● **GIVEN TASK**: Pick up the speech below on fighting terrorist propaganda online after its last sentence and continue it.
— start of SOURCE TEXT —
Official speeches and statements - September 26, 2017
2. 72nd United Nations General Assembly - Climate - Summit on the Global Pact for the Environment - Speech by Mr. Emmanuel Macron, President of the Republic (New York - September 19, 2017)
1. 72nd United Nations General Assembly - Fight against terrorism - Cyber security - Digital technology - Speech by Mr. Emmanuel Macron, President of the Republic (New York - September 20, 2017)
Prime Minister, Chère Theresa,
Prime Minister, Cher Paolo,
Cher Ken Walker,
Ladies and gentlemen,
I can totally subscribe to what Theresa May has just said, and indeed particularly following the attacks Britain has had to endure the initiative taken in Taormina under the Italian G7 presidency, then the initiative taken in the Franco-British joint statement, subsequently extended to our European partners, signaled our collective determination to make progress towards the agenda of a bigger, more effective fight against terrorist propaganda online.
What are we talking about? As the Prime Minister has just said, it’s about our collective effectiveness in protecting our citizens. And it’s a challenge we share as governments and Internet operators. We must make no mistake: if, in today’s world, with contemporary communication technology, we’re no longer capable as governments of guaranteeing to protect our fellow citizens from what endangers them, from those who kill our children, then either we change our civilization or we’ll move towards much tougher rules.
And we’ve already wasted a lot of time on this issue, because for too long some people believed it was up to governments alone to protect our fellow citizens. And it does have to be said that the world of the Internet is a tremendous opportunity which revolutionizes our horizons, enables us to be more efficient and creates a new continent of opportunities, but unfortunately the worst things also occur there. And so the question is how, collectively, we shoulder our responsibilities to ensure that the worst things no longer occur there.
— end of SOURCE TEXT —
— start of RECORDED DATA —
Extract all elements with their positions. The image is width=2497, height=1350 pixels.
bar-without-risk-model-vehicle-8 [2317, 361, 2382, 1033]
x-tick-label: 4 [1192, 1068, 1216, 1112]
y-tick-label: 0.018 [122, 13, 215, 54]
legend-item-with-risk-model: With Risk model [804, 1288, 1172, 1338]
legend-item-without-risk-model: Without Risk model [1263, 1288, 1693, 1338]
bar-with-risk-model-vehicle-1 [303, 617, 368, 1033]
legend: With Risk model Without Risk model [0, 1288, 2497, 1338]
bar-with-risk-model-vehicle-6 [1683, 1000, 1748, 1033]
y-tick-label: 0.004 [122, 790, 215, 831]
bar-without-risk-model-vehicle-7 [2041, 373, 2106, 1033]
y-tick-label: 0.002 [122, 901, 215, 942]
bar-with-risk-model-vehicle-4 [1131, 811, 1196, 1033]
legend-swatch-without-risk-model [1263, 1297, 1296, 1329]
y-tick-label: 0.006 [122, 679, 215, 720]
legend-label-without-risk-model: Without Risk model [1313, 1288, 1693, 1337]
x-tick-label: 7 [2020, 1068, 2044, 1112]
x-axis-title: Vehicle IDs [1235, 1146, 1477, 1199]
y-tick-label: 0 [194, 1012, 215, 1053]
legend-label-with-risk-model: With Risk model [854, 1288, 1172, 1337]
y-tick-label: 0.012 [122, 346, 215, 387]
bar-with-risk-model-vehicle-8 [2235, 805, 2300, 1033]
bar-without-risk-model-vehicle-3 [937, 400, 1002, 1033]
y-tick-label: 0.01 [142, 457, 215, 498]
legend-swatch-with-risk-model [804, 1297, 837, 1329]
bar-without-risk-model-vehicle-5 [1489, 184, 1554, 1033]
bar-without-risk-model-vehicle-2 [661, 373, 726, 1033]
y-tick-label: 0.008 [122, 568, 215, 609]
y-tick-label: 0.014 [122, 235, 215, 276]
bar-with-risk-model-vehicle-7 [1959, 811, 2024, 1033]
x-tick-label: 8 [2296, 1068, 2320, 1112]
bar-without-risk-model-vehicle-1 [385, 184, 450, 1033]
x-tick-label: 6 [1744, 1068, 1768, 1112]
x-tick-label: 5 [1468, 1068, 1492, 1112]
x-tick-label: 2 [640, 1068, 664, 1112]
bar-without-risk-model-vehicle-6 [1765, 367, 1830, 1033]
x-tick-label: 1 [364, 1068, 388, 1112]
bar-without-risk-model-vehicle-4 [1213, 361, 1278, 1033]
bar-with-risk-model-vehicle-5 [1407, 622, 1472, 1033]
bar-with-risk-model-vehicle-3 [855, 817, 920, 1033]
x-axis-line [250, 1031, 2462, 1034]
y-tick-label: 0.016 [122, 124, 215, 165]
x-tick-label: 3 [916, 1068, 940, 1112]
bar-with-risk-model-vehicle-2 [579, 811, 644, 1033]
— end of RECORDED DATA —
● **EXPECTED OUTPUT**:
In this respect, today’s statement is a step. Is it a big enough one? No. Is it satisfactory? In a way, because it’s an improvement on the situation we were in. Does it call for other meetings and further progress? Decidedly yes, because if we can’t make progress in this way, we won’t be able to make it in other ways, under the pressure of events, and we won’t make it through legislation, so collectively we think it’s more intelligent to proceed as we are today.
The first effort, the first direction adopted by this statement is the approach we’ve been taking collectively for several weeks, namely the removal of content expressing support for terrorism and calling for violence. The speed of detection and removal of potentially terrorist or hate-filled content is making headway. As the Prime Minister has just recalled, every hour counts, every hour, because young or less young people have access to this propaganda and can switch, in an instant, to very vulnerable situations; we know this, it’s been documented.
Not all content is identified, and I don’t underestimate the difficulty of identifying actual terrorist content. The most brutal and violent scenes can be easily identified, but there’s more insidious language, and so we must work even more to identify it more effectively. Moreover, removed content may reappear, and some content isn’t even removed, given the difficulty of detecting it.
And faced with a modern army of terrorists who use an asymmetrical modus operandi, both states and companies must adapt their strategies. First of all, it seems to me that the major companies represented here have pledged, in the joint statement we’re going to publish, to increase the resources devoted to removing content. That’s a necessary commitment which I want to commend here. We need more investment in research, more human resources, more automation to achieve swift, definitive and complete removals.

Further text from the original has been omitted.